#### Data for the task ####

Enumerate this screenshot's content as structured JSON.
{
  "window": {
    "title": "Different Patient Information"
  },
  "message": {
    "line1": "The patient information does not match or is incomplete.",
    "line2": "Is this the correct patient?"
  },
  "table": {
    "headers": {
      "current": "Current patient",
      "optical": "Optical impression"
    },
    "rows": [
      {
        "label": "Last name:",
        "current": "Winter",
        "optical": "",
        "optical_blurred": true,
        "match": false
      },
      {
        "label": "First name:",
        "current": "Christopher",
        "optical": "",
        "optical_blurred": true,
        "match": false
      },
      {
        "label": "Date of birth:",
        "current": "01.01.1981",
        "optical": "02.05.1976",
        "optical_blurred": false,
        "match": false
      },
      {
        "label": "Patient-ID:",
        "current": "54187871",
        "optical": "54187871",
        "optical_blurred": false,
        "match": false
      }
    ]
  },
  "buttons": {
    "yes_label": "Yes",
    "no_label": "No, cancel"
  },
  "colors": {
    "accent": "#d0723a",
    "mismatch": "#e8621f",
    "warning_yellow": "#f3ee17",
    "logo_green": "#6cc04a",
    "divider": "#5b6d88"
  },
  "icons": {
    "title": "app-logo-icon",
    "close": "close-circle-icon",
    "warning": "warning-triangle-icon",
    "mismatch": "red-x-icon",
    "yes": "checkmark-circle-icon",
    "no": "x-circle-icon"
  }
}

####

Wherever the word "title" occurs in a line of the listing, copy that line.

Response to the task
    "title": "Different Patient Information"
    "title": "app-logo-icon",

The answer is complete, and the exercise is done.